Requirements: Pick out each line of the records that includes the string "labels", and copy it.

Records about charts and figures:
↓↓↓
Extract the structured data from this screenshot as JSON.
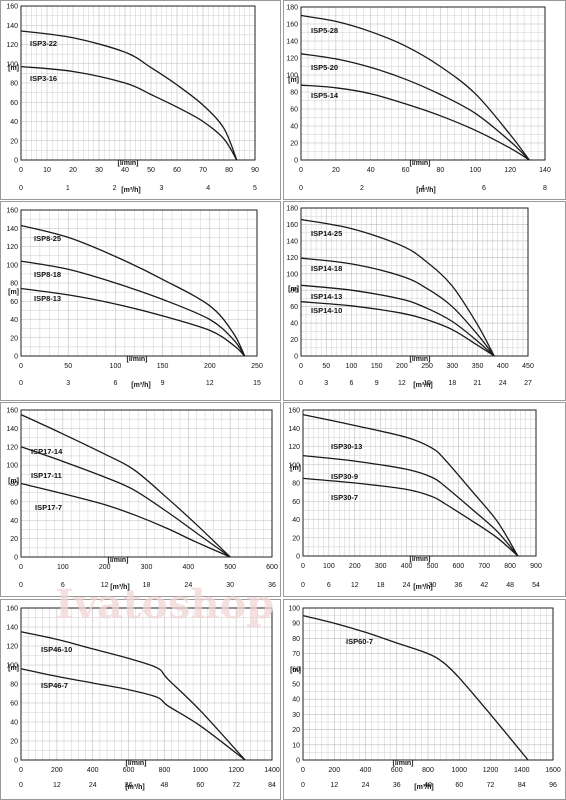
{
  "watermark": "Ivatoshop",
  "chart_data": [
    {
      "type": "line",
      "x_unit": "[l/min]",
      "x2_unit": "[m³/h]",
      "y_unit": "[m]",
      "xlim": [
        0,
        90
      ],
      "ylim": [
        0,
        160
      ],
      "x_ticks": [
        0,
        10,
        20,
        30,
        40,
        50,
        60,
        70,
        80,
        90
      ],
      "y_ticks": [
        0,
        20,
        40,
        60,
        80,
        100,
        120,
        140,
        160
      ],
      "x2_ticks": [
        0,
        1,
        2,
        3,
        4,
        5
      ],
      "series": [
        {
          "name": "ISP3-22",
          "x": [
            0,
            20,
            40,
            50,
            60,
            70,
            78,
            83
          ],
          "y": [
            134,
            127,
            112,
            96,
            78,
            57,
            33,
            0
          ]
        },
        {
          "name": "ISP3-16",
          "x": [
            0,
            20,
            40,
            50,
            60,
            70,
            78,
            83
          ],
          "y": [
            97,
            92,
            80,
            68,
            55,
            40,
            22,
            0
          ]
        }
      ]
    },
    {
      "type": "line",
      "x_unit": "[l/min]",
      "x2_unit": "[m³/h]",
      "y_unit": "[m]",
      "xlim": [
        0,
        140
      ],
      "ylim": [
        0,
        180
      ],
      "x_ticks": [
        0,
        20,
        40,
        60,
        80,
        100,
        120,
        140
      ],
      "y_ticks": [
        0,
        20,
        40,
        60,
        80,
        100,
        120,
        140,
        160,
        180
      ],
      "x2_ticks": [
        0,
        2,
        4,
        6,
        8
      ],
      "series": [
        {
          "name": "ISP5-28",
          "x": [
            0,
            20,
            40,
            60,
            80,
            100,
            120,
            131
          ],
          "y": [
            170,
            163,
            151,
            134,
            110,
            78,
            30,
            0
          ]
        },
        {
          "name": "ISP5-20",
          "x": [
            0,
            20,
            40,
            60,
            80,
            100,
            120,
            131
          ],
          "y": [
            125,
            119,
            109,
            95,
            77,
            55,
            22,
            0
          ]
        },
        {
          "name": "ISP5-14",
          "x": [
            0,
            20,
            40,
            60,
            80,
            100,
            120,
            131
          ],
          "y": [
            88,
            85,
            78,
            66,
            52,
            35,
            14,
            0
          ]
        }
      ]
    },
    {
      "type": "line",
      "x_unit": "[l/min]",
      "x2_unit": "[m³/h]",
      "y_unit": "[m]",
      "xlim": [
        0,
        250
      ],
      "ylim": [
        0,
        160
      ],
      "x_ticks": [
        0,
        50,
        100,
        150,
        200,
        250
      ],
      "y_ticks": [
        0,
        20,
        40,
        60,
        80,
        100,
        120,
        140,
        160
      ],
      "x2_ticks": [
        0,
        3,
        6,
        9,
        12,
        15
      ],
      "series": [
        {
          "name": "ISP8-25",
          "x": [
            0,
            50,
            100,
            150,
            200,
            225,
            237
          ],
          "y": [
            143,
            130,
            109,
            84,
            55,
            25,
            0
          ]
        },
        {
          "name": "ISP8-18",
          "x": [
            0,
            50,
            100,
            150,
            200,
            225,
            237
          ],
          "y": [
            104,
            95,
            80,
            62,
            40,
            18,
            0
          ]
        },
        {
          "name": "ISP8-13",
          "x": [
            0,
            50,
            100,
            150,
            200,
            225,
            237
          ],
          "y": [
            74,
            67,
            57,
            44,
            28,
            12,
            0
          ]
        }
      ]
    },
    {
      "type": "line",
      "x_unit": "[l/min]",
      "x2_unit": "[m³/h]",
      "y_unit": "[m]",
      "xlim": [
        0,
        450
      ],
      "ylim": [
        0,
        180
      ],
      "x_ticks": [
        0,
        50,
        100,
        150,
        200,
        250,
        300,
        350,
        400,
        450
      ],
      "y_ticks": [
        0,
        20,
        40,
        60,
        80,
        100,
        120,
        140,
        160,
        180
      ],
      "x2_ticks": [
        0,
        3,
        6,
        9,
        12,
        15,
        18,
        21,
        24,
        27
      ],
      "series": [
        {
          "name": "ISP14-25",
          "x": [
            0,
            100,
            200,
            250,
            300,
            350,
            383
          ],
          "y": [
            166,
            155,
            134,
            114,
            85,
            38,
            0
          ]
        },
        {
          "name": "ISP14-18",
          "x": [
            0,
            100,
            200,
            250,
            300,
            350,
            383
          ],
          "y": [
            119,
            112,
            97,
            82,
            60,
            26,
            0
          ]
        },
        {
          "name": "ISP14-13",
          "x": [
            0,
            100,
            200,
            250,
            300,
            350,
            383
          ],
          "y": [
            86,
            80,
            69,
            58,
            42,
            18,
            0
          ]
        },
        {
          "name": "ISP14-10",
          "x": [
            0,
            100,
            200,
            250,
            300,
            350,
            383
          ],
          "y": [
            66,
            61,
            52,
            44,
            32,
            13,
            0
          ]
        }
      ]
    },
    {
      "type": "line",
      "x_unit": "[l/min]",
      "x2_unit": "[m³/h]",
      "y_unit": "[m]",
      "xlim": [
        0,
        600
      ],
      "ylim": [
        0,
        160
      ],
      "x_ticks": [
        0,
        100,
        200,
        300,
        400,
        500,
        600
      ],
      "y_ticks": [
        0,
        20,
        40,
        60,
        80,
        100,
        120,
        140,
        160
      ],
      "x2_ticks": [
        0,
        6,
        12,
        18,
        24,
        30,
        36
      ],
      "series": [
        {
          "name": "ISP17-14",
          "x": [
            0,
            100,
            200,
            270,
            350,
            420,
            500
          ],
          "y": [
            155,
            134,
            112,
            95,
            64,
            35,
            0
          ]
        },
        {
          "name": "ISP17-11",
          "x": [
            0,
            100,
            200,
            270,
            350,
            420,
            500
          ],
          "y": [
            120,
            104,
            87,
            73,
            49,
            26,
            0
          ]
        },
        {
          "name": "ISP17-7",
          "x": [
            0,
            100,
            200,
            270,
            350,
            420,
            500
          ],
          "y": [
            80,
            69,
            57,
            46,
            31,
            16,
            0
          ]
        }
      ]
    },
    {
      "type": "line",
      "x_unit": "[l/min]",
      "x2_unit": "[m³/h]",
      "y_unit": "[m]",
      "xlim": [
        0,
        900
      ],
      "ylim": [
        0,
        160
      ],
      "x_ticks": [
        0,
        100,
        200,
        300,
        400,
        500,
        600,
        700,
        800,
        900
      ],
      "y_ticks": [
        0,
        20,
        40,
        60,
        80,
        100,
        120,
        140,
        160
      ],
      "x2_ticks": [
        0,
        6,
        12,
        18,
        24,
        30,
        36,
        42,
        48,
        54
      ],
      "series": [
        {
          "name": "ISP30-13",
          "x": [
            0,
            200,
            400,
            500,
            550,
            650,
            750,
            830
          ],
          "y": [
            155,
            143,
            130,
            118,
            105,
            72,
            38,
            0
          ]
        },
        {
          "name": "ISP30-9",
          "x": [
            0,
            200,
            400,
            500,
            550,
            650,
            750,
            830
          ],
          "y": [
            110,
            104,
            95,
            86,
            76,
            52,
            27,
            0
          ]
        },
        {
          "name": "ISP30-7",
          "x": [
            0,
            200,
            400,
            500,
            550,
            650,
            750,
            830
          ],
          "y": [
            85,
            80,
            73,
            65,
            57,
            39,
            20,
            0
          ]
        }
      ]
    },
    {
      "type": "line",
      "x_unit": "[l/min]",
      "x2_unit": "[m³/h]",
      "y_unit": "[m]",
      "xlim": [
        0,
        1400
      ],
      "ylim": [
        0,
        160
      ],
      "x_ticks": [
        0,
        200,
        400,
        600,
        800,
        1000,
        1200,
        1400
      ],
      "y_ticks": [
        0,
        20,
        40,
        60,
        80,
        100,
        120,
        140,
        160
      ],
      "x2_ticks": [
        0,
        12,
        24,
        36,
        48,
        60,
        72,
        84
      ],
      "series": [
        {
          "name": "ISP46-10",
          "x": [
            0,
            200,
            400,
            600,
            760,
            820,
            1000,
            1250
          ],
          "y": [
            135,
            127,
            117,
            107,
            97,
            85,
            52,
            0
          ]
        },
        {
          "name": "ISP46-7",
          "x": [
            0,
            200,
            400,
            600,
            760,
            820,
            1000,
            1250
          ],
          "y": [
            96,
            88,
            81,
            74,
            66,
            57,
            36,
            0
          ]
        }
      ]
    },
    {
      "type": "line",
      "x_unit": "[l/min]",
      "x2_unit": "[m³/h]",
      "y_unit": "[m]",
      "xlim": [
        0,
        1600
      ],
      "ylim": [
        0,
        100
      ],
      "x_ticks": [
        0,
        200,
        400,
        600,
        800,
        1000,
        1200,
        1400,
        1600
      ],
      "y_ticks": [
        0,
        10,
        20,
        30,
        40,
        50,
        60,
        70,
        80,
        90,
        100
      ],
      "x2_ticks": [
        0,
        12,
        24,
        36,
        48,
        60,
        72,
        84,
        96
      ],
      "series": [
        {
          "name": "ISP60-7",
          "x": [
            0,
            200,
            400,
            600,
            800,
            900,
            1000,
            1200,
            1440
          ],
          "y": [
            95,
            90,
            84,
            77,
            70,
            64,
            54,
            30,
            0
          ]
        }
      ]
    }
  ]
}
↑↑↑
↓↓↓
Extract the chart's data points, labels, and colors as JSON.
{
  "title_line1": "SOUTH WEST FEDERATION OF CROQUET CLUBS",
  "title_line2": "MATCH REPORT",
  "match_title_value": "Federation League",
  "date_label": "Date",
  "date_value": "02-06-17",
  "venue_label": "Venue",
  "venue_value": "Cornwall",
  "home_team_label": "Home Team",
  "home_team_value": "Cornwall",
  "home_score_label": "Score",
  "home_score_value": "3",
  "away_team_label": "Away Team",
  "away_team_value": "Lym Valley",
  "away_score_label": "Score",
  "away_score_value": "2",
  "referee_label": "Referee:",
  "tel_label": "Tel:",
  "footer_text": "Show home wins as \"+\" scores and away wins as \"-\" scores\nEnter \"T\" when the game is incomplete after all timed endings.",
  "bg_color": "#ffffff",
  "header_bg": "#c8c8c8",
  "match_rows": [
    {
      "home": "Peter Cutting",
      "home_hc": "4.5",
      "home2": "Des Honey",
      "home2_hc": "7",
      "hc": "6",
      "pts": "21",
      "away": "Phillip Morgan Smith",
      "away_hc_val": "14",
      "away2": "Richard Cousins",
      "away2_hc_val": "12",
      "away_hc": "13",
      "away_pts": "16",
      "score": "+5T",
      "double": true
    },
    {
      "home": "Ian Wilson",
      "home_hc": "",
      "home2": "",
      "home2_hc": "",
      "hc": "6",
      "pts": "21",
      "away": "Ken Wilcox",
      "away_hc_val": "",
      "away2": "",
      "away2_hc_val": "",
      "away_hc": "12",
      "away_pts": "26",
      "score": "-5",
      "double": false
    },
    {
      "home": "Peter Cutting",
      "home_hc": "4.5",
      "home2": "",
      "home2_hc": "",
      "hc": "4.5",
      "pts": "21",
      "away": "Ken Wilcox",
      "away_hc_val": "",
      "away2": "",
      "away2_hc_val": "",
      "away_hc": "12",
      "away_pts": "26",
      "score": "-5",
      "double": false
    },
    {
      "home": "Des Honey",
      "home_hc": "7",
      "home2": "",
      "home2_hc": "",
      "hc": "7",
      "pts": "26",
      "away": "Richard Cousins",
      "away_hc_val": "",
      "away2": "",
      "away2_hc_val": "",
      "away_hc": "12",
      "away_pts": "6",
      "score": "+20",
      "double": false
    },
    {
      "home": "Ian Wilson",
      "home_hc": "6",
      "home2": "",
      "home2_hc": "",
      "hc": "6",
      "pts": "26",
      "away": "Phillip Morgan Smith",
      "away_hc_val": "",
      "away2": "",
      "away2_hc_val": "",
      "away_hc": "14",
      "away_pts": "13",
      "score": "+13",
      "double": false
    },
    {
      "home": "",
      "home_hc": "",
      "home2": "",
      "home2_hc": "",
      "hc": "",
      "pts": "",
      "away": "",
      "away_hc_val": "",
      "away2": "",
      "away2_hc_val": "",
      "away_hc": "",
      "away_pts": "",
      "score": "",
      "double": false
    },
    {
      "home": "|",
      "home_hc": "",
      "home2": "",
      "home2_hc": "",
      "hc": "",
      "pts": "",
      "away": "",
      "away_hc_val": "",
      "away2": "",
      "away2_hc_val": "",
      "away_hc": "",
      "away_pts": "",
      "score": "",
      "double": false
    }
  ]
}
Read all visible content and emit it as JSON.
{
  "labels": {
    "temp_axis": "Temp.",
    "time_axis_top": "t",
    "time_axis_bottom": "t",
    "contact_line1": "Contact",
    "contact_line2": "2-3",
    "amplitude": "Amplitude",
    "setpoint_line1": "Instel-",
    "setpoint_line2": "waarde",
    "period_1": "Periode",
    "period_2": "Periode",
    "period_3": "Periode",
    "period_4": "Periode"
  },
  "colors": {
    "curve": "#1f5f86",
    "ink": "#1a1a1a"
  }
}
↑↑↑
Solution:
Extract the chart's data points, labels, and colors as JSON.
  "labels": {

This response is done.